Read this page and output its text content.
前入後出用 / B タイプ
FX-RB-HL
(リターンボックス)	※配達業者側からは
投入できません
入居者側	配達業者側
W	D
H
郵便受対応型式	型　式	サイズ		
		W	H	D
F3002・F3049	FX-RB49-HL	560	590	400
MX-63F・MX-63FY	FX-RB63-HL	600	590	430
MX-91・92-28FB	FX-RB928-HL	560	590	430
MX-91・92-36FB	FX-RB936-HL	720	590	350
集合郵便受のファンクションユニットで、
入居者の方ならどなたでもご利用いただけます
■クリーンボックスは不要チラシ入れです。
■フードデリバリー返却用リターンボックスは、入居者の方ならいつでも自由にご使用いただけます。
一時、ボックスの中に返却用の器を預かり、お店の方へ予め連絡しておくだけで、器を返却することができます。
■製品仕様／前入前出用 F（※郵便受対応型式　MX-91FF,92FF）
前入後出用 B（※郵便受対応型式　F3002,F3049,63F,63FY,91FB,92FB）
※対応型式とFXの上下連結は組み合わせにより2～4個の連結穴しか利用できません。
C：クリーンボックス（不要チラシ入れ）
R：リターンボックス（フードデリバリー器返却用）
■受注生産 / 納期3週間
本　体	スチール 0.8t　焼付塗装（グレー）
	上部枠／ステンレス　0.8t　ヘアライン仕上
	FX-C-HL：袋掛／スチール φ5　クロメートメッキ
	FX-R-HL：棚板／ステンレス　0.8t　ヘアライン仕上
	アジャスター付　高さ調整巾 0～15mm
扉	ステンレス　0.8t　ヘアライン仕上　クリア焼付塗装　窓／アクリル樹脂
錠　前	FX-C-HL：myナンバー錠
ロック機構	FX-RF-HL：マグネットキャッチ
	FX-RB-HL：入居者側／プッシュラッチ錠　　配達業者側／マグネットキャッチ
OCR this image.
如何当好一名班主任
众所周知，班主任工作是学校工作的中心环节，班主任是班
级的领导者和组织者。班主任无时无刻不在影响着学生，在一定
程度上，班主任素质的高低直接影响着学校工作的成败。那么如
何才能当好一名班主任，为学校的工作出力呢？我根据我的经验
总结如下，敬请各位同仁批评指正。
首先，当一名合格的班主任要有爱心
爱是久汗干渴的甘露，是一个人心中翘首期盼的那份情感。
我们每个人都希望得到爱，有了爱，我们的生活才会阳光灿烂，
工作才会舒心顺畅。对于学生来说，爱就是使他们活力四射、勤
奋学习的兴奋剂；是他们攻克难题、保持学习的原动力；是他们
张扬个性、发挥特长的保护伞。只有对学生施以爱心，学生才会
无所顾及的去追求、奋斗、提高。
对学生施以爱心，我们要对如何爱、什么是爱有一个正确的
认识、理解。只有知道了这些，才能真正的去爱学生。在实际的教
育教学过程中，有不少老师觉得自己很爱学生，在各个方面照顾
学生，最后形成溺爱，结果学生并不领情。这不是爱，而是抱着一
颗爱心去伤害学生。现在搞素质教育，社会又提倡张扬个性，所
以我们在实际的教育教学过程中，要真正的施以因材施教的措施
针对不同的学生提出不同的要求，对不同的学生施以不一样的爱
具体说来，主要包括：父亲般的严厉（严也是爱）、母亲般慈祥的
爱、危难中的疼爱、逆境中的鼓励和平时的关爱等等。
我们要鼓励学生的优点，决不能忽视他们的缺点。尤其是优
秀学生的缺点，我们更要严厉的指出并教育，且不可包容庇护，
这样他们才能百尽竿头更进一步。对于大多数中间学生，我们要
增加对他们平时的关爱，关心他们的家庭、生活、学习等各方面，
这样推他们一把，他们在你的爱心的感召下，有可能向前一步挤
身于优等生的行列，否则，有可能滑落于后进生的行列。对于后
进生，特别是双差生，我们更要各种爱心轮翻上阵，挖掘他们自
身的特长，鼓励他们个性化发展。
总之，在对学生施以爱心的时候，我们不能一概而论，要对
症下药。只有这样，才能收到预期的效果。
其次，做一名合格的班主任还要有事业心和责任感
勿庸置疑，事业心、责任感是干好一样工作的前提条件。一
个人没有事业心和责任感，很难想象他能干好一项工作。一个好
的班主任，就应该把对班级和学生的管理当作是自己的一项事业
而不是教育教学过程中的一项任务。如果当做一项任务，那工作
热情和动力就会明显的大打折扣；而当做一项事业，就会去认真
__________________________________________________
**Exercise details**
Repeat only the stretch of lines starting at the one containing "OCR this image." and running to the final line of the entries above.

**Exercise result**
OCR this image.
如何当好一名班主任
众所周知，班主任工作是学校工作的中心环节，班主任是班
级的领导者和组织者。班主任无时无刻不在影响着学生，在一定
程度上，班主任素质的高低直接影响着学校工作的成败。那么如
何才能当好一名班主任，为学校的工作出力呢？我根据我的经验
总结如下，敬请各位同仁批评指正。
首先，当一名合格的班主任要有爱心
爱是久汗干渴的甘露，是一个人心中翘首期盼的那份情感。
我们每个人都希望得到爱，有了爱，我们的生活才会阳光灿烂，
工作才会舒心顺畅。对于学生来说，爱就是使他们活力四射、勤
奋学习的兴奋剂；是他们攻克难题、保持学习的原动力；是他们
张扬个性、发挥特长的保护伞。只有对学生施以爱心，学生才会
无所顾及的去追求、奋斗、提高。
对学生施以爱心，我们要对如何爱、什么是爱有一个正确的
认识、理解。只有知道了这些，才能真正的去爱学生。在实际的教
育教学过程中，有不少老师觉得自己很爱学生，在各个方面照顾
学生，最后形成溺爱，结果学生并不领情。这不是爱，而是抱着一
颗爱心去伤害学生。现在搞素质教育，社会又提倡张扬个性，所
以我们在实际的教育教学过程中，要真正的施以因材施教的措施
针对不同的学生提出不同的要求，对不同的学生施以不一样的爱
具体说来，主要包括：父亲般的严厉（严也是爱）、母亲般慈祥的
爱、危难中的疼爱、逆境中的鼓励和平时的关爱等等。
我们要鼓励学生的优点，决不能忽视他们的缺点。尤其是优
秀学生的缺点，我们更要严厉的指出并教育，且不可包容庇护，
这样他们才能百尽竿头更进一步。对于大多数中间学生，我们要
增加对他们平时的关爱，关心他们的家庭、生活、学习等各方面，
这样推他们一把，他们在你的爱心的感召下，有可能向前一步挤
身于优等生的行列，否则，有可能滑落于后进生的行列。对于后
进生，特别是双差生，我们更要各种爱心轮翻上阵，挖掘他们自
身的特长，鼓励他们个性化发展。
总之，在对学生施以爱心的时候，我们不能一概而论，要对
症下药。只有这样，才能收到预期的效果。
其次，做一名合格的班主任还要有事业心和责任感
勿庸置疑，事业心、责任感是干好一样工作的前提条件。一
个人没有事业心和责任感，很难想象他能干好一项工作。一个好
的班主任，就应该把对班级和学生的管理当作是自己的一项事业
而不是教育教学过程中的一项任务。如果当做一项任务，那工作
热情和动力就会明显的大打折扣；而当做一项事业，就会去认真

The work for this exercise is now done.